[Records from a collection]
......

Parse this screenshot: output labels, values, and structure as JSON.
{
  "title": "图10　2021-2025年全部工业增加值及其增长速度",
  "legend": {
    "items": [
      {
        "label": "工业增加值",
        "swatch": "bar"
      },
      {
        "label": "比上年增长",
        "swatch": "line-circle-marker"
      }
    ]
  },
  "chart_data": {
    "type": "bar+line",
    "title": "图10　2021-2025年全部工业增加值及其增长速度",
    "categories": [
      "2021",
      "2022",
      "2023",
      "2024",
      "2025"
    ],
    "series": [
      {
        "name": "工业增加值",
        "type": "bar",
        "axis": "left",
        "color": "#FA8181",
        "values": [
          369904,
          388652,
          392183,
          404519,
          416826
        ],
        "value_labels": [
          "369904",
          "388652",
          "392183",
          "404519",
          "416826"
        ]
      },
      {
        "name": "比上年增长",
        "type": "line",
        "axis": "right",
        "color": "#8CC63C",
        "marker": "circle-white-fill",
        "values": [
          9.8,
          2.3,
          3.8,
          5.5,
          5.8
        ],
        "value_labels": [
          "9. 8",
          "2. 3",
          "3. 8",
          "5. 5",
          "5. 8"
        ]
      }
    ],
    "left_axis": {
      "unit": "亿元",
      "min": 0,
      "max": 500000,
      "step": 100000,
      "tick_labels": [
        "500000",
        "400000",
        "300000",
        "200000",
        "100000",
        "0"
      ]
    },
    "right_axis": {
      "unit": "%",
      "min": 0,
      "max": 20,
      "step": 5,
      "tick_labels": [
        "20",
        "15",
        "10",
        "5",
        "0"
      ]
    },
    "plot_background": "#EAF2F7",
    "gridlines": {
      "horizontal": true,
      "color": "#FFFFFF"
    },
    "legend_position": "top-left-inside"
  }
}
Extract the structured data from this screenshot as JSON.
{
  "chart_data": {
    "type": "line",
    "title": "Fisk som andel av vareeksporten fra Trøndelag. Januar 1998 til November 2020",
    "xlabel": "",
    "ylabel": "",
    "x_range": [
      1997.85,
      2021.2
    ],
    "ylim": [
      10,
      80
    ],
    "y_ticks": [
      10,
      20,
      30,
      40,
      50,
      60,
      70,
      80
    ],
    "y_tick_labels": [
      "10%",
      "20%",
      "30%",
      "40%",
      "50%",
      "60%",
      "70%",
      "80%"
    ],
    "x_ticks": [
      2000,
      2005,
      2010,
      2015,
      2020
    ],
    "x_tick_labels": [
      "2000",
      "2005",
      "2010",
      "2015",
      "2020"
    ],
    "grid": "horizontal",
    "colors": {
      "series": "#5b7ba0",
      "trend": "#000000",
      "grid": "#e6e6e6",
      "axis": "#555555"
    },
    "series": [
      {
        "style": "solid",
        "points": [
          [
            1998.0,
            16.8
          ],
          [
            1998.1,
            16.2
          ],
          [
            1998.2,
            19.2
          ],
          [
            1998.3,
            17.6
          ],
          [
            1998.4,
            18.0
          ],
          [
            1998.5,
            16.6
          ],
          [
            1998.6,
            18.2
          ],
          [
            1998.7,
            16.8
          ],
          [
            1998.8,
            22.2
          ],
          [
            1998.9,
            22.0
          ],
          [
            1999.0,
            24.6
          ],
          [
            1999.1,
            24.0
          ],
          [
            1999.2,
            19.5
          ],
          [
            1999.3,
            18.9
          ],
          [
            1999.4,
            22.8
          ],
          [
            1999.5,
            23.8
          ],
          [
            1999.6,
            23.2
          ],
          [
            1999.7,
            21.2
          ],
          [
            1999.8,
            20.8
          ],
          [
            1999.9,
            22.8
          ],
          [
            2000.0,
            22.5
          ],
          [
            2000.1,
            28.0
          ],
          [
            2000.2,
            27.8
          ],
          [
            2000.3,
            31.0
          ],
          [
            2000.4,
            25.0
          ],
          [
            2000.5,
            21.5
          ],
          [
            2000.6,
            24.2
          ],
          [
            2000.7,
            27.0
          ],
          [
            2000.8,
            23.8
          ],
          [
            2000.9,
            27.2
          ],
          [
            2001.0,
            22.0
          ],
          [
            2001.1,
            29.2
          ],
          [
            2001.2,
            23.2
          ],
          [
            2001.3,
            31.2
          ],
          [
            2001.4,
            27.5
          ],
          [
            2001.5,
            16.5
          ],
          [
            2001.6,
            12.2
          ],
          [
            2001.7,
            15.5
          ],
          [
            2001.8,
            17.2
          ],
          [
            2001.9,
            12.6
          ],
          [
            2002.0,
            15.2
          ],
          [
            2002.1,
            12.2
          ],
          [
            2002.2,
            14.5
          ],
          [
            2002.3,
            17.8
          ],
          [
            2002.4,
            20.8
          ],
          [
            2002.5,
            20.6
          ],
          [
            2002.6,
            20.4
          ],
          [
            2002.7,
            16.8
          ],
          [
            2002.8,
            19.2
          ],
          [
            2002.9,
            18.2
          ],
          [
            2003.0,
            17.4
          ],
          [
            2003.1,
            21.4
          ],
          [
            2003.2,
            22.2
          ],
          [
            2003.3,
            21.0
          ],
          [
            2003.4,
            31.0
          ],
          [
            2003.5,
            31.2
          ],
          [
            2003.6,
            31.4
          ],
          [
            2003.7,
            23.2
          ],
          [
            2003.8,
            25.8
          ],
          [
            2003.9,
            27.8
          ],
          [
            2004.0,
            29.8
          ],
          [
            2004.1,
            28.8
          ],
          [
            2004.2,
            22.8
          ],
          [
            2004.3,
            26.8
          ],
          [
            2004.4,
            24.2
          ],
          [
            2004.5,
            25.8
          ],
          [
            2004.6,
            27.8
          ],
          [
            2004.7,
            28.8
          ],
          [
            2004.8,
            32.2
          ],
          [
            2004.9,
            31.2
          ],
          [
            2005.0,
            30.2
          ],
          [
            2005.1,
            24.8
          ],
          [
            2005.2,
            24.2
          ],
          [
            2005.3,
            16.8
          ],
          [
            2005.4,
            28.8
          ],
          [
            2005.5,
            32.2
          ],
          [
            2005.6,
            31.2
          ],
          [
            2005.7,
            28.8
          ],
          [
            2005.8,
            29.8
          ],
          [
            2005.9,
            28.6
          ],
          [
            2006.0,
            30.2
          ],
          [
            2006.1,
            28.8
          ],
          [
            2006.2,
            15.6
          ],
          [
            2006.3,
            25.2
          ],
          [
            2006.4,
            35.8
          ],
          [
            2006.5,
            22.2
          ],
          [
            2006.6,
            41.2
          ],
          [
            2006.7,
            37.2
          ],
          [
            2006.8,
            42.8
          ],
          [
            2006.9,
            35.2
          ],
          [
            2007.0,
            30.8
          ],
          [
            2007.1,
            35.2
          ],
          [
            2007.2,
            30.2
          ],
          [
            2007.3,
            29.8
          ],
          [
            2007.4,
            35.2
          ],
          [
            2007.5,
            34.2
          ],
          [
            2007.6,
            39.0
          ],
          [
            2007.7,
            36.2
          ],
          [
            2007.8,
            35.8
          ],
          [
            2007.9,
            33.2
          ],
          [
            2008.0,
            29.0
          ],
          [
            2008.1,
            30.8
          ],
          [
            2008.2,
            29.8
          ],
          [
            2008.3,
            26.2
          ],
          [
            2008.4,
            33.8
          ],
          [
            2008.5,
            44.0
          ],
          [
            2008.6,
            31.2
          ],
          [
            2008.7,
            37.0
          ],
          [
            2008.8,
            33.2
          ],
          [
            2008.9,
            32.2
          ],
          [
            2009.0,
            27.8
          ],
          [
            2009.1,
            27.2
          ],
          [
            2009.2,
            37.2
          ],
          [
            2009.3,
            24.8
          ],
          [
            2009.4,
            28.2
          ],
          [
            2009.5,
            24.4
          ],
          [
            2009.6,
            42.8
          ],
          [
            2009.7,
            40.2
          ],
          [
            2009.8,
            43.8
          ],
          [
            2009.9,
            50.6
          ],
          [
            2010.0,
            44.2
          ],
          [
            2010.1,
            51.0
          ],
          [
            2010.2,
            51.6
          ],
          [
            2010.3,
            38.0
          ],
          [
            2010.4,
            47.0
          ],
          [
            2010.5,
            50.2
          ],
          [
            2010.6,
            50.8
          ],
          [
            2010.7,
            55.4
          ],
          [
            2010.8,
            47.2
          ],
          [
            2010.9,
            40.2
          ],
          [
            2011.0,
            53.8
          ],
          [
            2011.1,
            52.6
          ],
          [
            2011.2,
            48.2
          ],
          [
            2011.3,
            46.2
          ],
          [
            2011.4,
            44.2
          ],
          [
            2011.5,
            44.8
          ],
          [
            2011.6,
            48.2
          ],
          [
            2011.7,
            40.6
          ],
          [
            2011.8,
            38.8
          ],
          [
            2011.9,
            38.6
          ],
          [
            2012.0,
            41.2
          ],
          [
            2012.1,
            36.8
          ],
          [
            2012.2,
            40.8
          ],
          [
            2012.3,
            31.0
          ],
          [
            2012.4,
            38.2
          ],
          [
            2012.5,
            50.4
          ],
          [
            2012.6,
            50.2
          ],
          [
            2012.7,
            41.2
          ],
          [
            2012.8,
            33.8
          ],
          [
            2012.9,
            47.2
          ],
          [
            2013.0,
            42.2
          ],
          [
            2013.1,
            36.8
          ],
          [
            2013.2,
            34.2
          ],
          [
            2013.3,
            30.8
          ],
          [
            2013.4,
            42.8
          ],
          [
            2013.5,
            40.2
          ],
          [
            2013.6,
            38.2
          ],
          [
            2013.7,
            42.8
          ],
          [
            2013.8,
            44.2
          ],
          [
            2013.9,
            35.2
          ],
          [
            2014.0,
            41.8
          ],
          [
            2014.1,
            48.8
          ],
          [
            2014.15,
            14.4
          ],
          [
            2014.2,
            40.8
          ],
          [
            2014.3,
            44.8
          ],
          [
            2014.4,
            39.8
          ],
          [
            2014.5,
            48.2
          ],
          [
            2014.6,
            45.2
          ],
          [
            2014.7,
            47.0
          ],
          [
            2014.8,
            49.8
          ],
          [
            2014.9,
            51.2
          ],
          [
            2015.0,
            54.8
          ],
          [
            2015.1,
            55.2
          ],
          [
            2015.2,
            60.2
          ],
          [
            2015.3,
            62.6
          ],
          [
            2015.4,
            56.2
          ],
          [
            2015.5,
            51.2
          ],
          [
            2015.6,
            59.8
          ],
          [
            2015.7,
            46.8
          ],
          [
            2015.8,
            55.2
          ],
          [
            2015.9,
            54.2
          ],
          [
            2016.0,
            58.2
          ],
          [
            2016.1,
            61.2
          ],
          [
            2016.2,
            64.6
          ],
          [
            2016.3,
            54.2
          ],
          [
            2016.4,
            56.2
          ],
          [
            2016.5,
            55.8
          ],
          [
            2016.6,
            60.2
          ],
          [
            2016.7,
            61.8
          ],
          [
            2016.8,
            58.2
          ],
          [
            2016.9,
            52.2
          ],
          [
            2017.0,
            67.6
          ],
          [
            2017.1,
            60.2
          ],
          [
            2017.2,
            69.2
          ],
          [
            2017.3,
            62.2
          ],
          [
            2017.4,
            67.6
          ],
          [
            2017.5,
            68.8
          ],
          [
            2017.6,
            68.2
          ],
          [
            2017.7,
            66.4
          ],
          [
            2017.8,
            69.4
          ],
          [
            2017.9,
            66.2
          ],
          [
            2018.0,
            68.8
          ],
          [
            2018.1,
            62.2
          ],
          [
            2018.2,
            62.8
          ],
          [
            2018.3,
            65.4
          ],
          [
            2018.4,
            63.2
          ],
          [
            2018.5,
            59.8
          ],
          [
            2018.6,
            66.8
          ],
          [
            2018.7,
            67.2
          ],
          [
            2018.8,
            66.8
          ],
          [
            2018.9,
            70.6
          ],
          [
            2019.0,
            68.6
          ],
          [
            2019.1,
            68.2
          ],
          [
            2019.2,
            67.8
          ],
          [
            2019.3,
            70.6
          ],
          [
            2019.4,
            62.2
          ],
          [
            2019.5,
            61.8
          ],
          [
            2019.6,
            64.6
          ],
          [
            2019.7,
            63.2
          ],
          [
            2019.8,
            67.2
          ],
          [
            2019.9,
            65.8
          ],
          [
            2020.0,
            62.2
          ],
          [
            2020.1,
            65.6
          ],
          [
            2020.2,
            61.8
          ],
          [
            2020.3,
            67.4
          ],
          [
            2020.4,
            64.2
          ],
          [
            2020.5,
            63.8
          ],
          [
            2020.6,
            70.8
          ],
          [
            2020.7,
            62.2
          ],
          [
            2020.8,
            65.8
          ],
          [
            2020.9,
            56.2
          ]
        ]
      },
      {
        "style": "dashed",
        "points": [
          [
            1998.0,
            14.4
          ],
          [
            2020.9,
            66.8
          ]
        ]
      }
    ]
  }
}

......

### PROBLEM DESCRIPTION
From the listing above, pick out every line containing "this".

### RESPONSE TO THE TASK
Parse this screenshot: output labels, values, and structure as JSON.
Extract the structured data from this screenshot as JSON.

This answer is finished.